--- Requirements ---
Can you return each of the rows below word for word, leaving out the pictures?

--- Records for this task ---
■ ■ ■ ■

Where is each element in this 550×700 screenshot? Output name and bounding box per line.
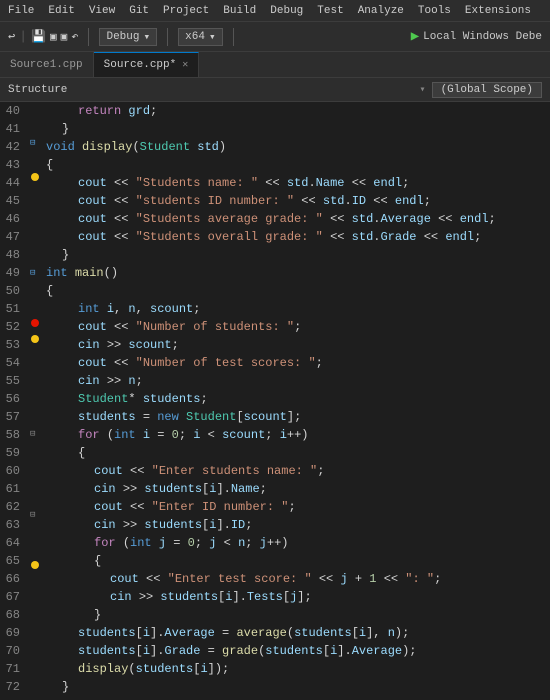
code-line-43: {: [46, 156, 550, 174]
run-section: ▶ Local Windows Debe: [411, 28, 542, 45]
toolbar: ↩ | 💾 ▣ ▣ ↶ Debug ▾ x64 ▾ ▶ Local Window…: [0, 22, 550, 52]
line-numbers: 40 41 42 43 44 45 46 47 48 49 50 51 52 5…: [0, 102, 28, 700]
code-line-46: cout << "Students average grade: " << st…: [46, 210, 550, 228]
code-line-48: }: [46, 246, 550, 264]
code-line-57: Student* students;: [46, 390, 550, 408]
tab-source1[interactable]: Source1.cpp: [0, 52, 94, 77]
code-line-55: cout << "Number of test scores: ";: [46, 354, 550, 372]
separator1: |: [19, 29, 27, 44]
menu-extensions[interactable]: Extensions: [465, 5, 531, 17]
tab-source-active[interactable]: Source.cpp* ✕: [94, 52, 200, 77]
menu-tools[interactable]: Tools: [418, 5, 451, 17]
code-line-52: int i, n, scount;: [46, 300, 550, 318]
code-line-71: students[i].Average = average(students[i…: [46, 624, 550, 642]
local-debug-label: Local Windows Debe: [423, 31, 542, 43]
arch-label: x64: [185, 31, 205, 43]
toolbar-icons: ↩ | 💾 ▣ ▣ ↶: [8, 29, 78, 44]
code-line-62: cout << "Enter students name: ";: [46, 462, 550, 480]
debug-dropdown[interactable]: Debug ▾: [99, 28, 157, 46]
menu-view[interactable]: View: [89, 5, 115, 17]
code-line-40: return grd;: [46, 102, 550, 120]
arch-arrow-icon: ▾: [209, 30, 216, 44]
code-line-53: cout << "Number of students: ";: [46, 318, 550, 336]
code-line-56: cin >> n;: [46, 372, 550, 390]
toolbar-separator2: [167, 28, 168, 46]
dropdown-arrow2-icon: ▾: [420, 84, 426, 96]
code-line-72: students[i].Grade = grade(students[i].Av…: [46, 642, 550, 660]
dropdown-arrow-icon: ▾: [144, 30, 151, 44]
code-line-69: cin >> students[i].Tests[j];: [46, 588, 550, 606]
menu-edit[interactable]: Edit: [48, 5, 74, 17]
toolbar-separator: [88, 28, 89, 46]
menu-project[interactable]: Project: [163, 5, 209, 17]
code-line-44: cout << "Students name: " << std.Name <<…: [46, 174, 550, 192]
gutter: ⊟ ⊟ ⊟ ⊟: [28, 102, 42, 700]
code-line-51: {: [46, 282, 550, 300]
tab-bar: Source1.cpp Source.cpp* ✕: [0, 52, 550, 78]
code-line-66: for (int j = 0; j < n; j++): [46, 534, 550, 552]
menu-debug[interactable]: Debug: [270, 5, 303, 17]
arch-dropdown[interactable]: x64 ▾: [178, 28, 222, 46]
code-line-75: return 0;: [46, 696, 550, 700]
debug-label: Debug: [106, 31, 139, 43]
code-line-70: }: [46, 606, 550, 624]
code-line-42: void display(Student std): [46, 138, 550, 156]
code-line-54: cin >> scount;: [46, 336, 550, 354]
window2-icon[interactable]: ▣: [61, 30, 68, 44]
code-line-58: students = new Student[scount];: [46, 408, 550, 426]
menu-build[interactable]: Build: [223, 5, 256, 17]
code-line-64: cout << "Enter ID number: ";: [46, 498, 550, 516]
undo2-icon[interactable]: ↶: [71, 29, 78, 44]
code-line-63: cin >> students[i].Name;: [46, 480, 550, 498]
code-line-60: {: [46, 444, 550, 462]
code-line-59: for (int i = 0; i < scount; i++): [46, 426, 550, 444]
window-icon[interactable]: ▣: [50, 30, 57, 44]
global-scope-label: (Global Scope): [432, 82, 542, 98]
menu-analyze[interactable]: Analyze: [358, 5, 404, 17]
structure-bar: Structure ▾ (Global Scope): [0, 78, 550, 102]
menu-bar: File Edit View Git Project Build Debug T…: [0, 0, 550, 22]
code-line-74: }: [46, 678, 550, 696]
undo-icon[interactable]: ↩: [8, 29, 15, 44]
menu-git[interactable]: Git: [129, 5, 149, 17]
code-line-45: cout << "students ID number: " << std.ID…: [46, 192, 550, 210]
tab-close-icon[interactable]: ✕: [182, 59, 188, 71]
save-icon[interactable]: 💾: [31, 29, 46, 44]
code-editor: 40 41 42 43 44 45 46 47 48 49 50 51 52 5…: [0, 102, 550, 700]
tab-source1-label: Source1.cpp: [10, 59, 83, 71]
code-line-68: cout << "Enter test score: " << j + 1 <<…: [46, 570, 550, 588]
structure-label: Structure: [8, 84, 67, 96]
tab-source-label: Source.cpp*: [104, 59, 177, 71]
menu-test[interactable]: Test: [317, 5, 343, 17]
run-button[interactable]: ▶: [411, 28, 419, 45]
code-line-65: cin >> students[i].ID;: [46, 516, 550, 534]
code-content[interactable]: return grd; } void display(Student std) …: [42, 102, 550, 700]
code-line-41: }: [46, 120, 550, 138]
menu-file[interactable]: File: [8, 5, 34, 17]
code-line-47: cout << "Students overall grade: " << st…: [46, 228, 550, 246]
code-line-73: display(students[i]);: [46, 660, 550, 678]
code-line-67: {: [46, 552, 550, 570]
toolbar-separator3: [233, 28, 234, 46]
code-line-50: int main(): [46, 264, 550, 282]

■ ■ ■ ■

--- Output for this exercise ---
Where is each element in this 550×700 screenshot? Output name and bounding box per line.
code-line-43: {: [46, 156, 550, 174]
run-section: ▶ Local Windows Debe: [411, 28, 542, 45]
toolbar: ↩ | 💾 ▣ ▣ ↶ Debug ▾ x64 ▾ ▶ Local Window…: [0, 22, 550, 52]
line-numbers: 40 41 42 43 44 45 46 47 48 49 50 51 52 5…: [0, 102, 28, 700]
code-line-46: cout << "Students average grade: " << st…: [46, 210, 550, 228]
code-line-48: }: [46, 246, 550, 264]
code-line-57: Student* students;: [46, 390, 550, 408]
tab-source1[interactable]: Source1.cpp: [0, 52, 94, 77]
code-line-55: cout << "Number of test scores: ";: [46, 354, 550, 372]
separator1: |: [19, 29, 27, 44]
menu-extensions[interactable]: Extensions: [465, 5, 531, 17]
tab-source-active[interactable]: Source.cpp* ✕: [94, 52, 200, 77]
menu-tools[interactable]: Tools: [418, 5, 451, 17]
code-line-52: int i, n, scount;: [46, 300, 550, 318]
code-line-71: students[i].Average = average(students[i…: [46, 624, 550, 642]
local-debug-label: Local Windows Debe: [423, 31, 542, 43]
arch-label: x64: [185, 31, 205, 43]
toolbar-icons: ↩ | 💾 ▣ ▣ ↶: [8, 29, 78, 44]
code-line-62: cout << "Enter students name: ";: [46, 462, 550, 480]
debug-dropdown[interactable]: Debug ▾: [99, 28, 157, 46]
menu-view[interactable]: View: [89, 5, 115, 17]
code-line-40: return grd;: [46, 102, 550, 120]
arch-arrow-icon: ▾: [209, 30, 216, 44]
code-line-53: cout << "Number of students: ";: [46, 318, 550, 336]
code-line-56: cin >> n;: [46, 372, 550, 390]
toolbar-separator2: [167, 28, 168, 46]
dropdown-arrow2-icon: ▾: [420, 84, 426, 96]
code-line-72: students[i].Grade = grade(students[i].Av…: [46, 642, 550, 660]
dropdown-arrow-icon: ▾: [144, 30, 151, 44]
code-line-69: cin >> students[i].Tests[j];: [46, 588, 550, 606]
menu-edit[interactable]: Edit: [48, 5, 74, 17]
toolbar-separator: [88, 28, 89, 46]
menu-project[interactable]: Project: [163, 5, 209, 17]
code-line-44: cout << "Students name: " << std.Name <<…: [46, 174, 550, 192]
gutter: ⊟ ⊟ ⊟ ⊟: [28, 102, 42, 700]
code-line-51: {: [46, 282, 550, 300]
tab-bar: Source1.cpp Source.cpp* ✕: [0, 52, 550, 78]
code-line-66: for (int j = 0; j < n; j++): [46, 534, 550, 552]
menu-debug[interactable]: Debug: [270, 5, 303, 17]
arch-dropdown[interactable]: x64 ▾: [178, 28, 222, 46]
code-line-75: return 0;: [46, 696, 550, 700]
debug-label: Debug: [106, 31, 139, 43]
code-line-70: }: [46, 606, 550, 624]
code-line-42: void display(Student std): [46, 138, 550, 156]
code-line-54: cin >> scount;: [46, 336, 550, 354]
window2-icon[interactable]: ▣: [61, 30, 68, 44]
code-line-58: students = new Student[scount];: [46, 408, 550, 426]
menu-build[interactable]: Build: [223, 5, 256, 17]
code-line-64: cout << "Enter ID number: ";: [46, 498, 550, 516]
undo2-icon[interactable]: ↶: [71, 29, 78, 44]
code-line-63: cin >> students[i].Name;: [46, 480, 550, 498]
code-line-60: {: [46, 444, 550, 462]
code-line-59: for (int i = 0; i < scount; i++): [46, 426, 550, 444]
window-icon[interactable]: ▣: [50, 30, 57, 44]
global-scope-label: (Global Scope): [432, 82, 542, 98]
menu-analyze[interactable]: Analyze: [358, 5, 404, 17]
structure-bar: Structure ▾ (Global Scope): [0, 78, 550, 102]
menu-bar: File Edit View Git Project Build Debug T…: [0, 0, 550, 22]
code-line-74: }: [46, 678, 550, 696]
undo-icon[interactable]: ↩: [8, 29, 15, 44]
menu-git[interactable]: Git: [129, 5, 149, 17]
code-line-45: cout << "students ID number: " << std.ID…: [46, 192, 550, 210]
tab-close-icon[interactable]: ✕: [182, 59, 188, 71]
save-icon[interactable]: 💾: [31, 29, 46, 44]
code-editor: 40 41 42 43 44 45 46 47 48 49 50 51 52 5…: [0, 102, 550, 700]
tab-source1-label: Source1.cpp: [10, 59, 83, 71]
code-line-68: cout << "Enter test score: " << j + 1 <<…: [46, 570, 550, 588]
structure-label: Structure: [8, 84, 67, 96]
tab-source-label: Source.cpp*: [104, 59, 177, 71]
menu-test[interactable]: Test: [317, 5, 343, 17]
run-button[interactable]: ▶: [411, 28, 419, 45]
code-line-65: cin >> students[i].ID;: [46, 516, 550, 534]
code-content[interactable]: return grd; } void display(Student std) …: [42, 102, 550, 700]
code-line-41: }: [46, 120, 550, 138]
menu-file[interactable]: File: [8, 5, 34, 17]
code-line-47: cout << "Students overall grade: " << st…: [46, 228, 550, 246]
code-line-73: display(students[i]);: [46, 660, 550, 678]
code-line-67: {: [46, 552, 550, 570]
toolbar-separator3: [233, 28, 234, 46]
code-line-50: int main(): [46, 264, 550, 282]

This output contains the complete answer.